A new seismology study published Monday carries direct implications for pipeline construction in British Columbia’s Lower Mainland. Twenty years after a serious oil spill blackened the Santa Clara River in California, the report invites reflection on what “world-leading” protection would cost along the Fraser River, and what it could require of engineers.
On Jan. 17, 1994, the Northridge earthquake struck the San Fernando Valley in southern California. The shaking began at 4:31 in the morning. Freeways and apartment buildings collapsed, killing 57 people and injuring thousands. Buried out of sight, an old pipeline operated by the Atlantic Richfield Company tore apart at the seams. Welds failed at nine different points along a 56km stretch, including at a pumping station on the banks of the Santa Clara.
Coast Guard commander Thomas Leveille reports what happened next: “The oil flowed across the parking lot, into a storm drain, then into a drainage ditch to the Santa Clara River.” In total, 190,000 gallons poured into the wide, shallow waterway, which was running that night at about gumboot depth. ARCO workers discovered the spill at 5:35 AM, alerting government officials two hours later. As ambulances raced to help victims of the earthquake, cleanup crews scrambled downriver to stop the flow of oil.
“Initial response efforts were hampered by several earthquake-related problems,” writes Leveille. Closed roads and broken communications infrastructure slowed everyone down. Booms were eventually pulled across 25km down from the pumping station, halting the slick. Over the days that followed, a crew of more than 500 people vacuumed crude out of the river and catalogued dead animals: “4 mammals, 10 amphibians & reptiles, 59 birds, and 650 fish.” Then they got to work digging out 100 acres of contaminated vegetation along the riverbank.
ARCO settled three years later with the California Department of Fish and Game, paying $7.1 million for restoration costs, on top of “many tens of millions” spent by the company in the aftermath. “Cleanup of the river included removing oiled vegetation, excavating soil and sediment, backfilling, and grading of the river bed,” according to a 2002 environmental assessment. In total, 150 acres of the river bottom was replaced. Twenty years later, the plant and animal life has mostly returned.

Set task 1>
In the article on the Northridge earthquake oil spill, how many gallons of oil poured into the Santa Clara River?
Set task 2>
Continue the article on the Northridge earthquake oil spill from its final paragraph.

Data provided>

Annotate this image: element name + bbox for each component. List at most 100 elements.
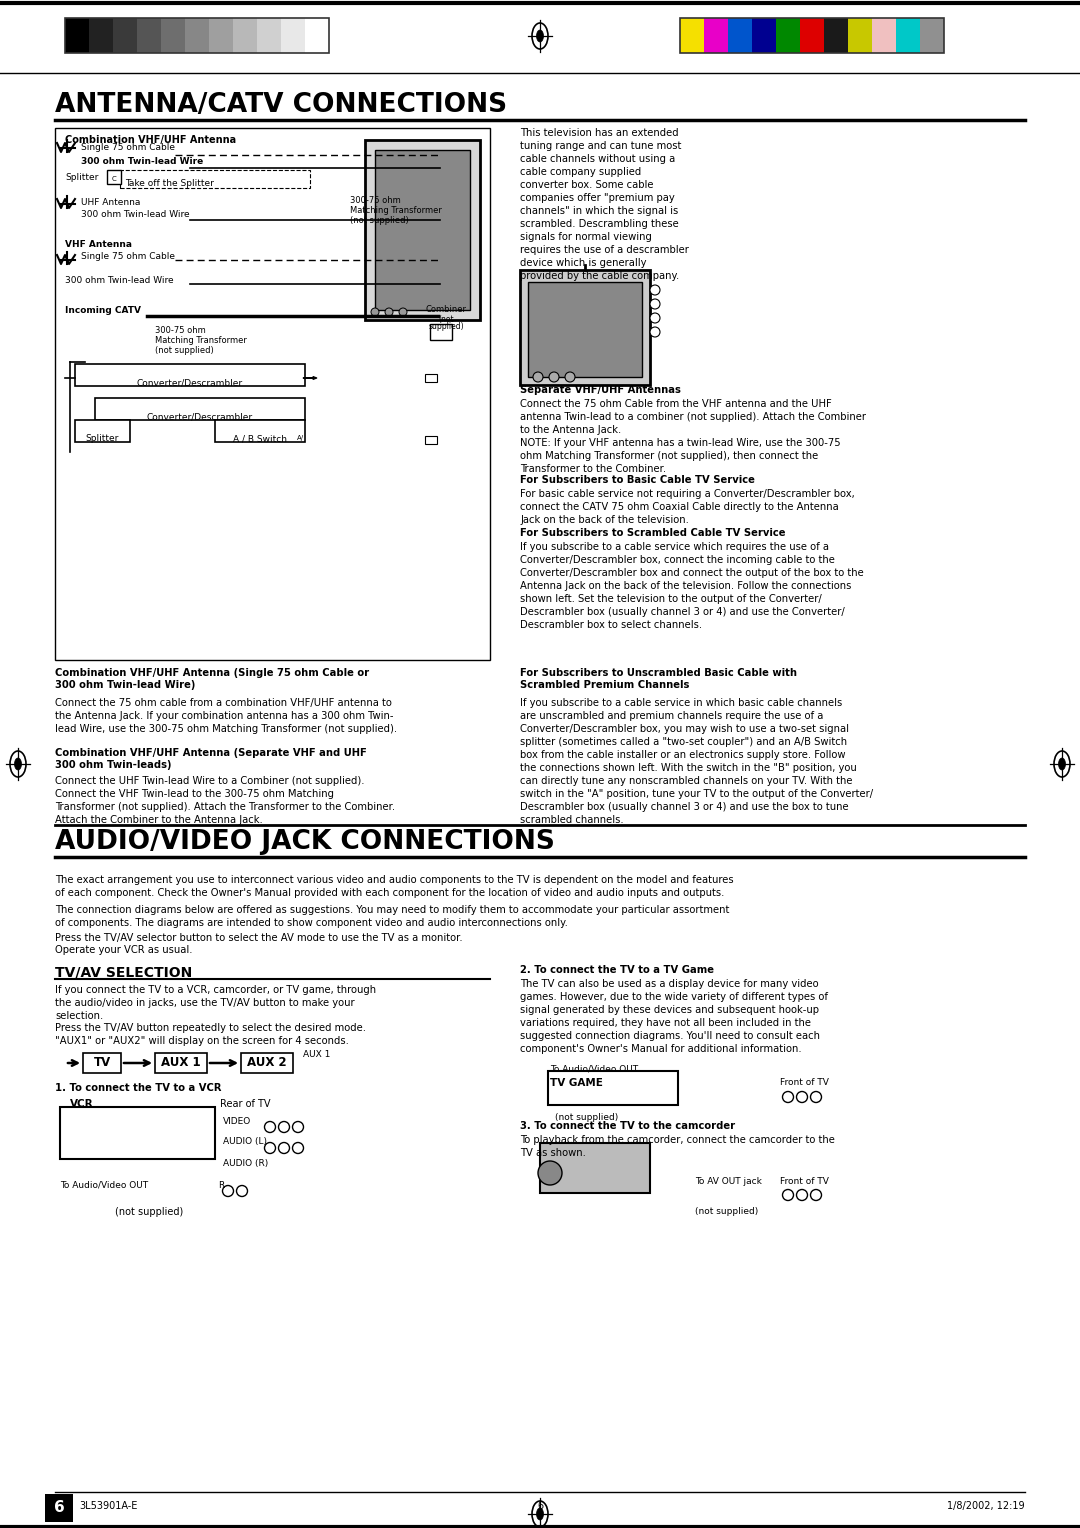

Task result 1>
190,000 gallons.

Task result 2>
“It’s very close to fully recovered,” says Ron Botorff, a retired aeronautical engineer who chairs the non-profit Friends of the Santa Clara River. “We’ve done sampling and haven’t found any residual oil. What they didn’t get would have been washed out in a major flow.” In heavy rainfall, the foot-deep creek swells to a raging torrent. Botorff says it’s lucky the river stayed shallow while crews built an earthen dam, containing the damage. “The worst effect would have been if it made it all the way to the estuary”.
The Trans Mountain pipeline has run through the Lower Mainland for 60 years, with a mixed record of leaks and spills. In December, Houston-based Kinder Morgan submitted a proposal to build a second, larger pipeline, closer to the Fraser River. Both would cross into Coquitlam near the Port Mann bridge, in tunnels drilled beneath the water. “If it’s in an area that is subjected to major earthquakes,” says Ron Botorff, “I would say that’s a very questionable idea.”
The Big One
Geological evidence suggests that every 300 to 900 years, the subduction fault off Vancouver Island lets go, producing a large “megathrust” earthquake and associated tsunamis. Wave records in Japan corroborate First Nations oral history, pinpointing the date of the last Cascadian subduction quake: January 26th, 1700. That event had an estimated magnitude of 9, and the waves wiped out whole villages. Three centuries later, seismologists say we’ve entered the window for the next “Big One”.
On Boxing Day in 2004, a massive earthquake hit off the coast of Sumatra, sending waves up to 30 metres high crashing through coastal communities. At least 230,000 people died. Struck by the similarity of the subduction zone in the Indian Ocean, seismologist John Cassidy at the Sidney office of Natural Resources Canada began plugging data from the Sumatra quake into computer models of the B.C. coast. The Boxing Day images were a graphic reminder of what can and likely will happen in the future,” Cassidy told Canadian Geographic. “The key is to use the information and learn from it. One thing his simulations showed was tsunami waves, zooming up the Strait of Juan de Fuca.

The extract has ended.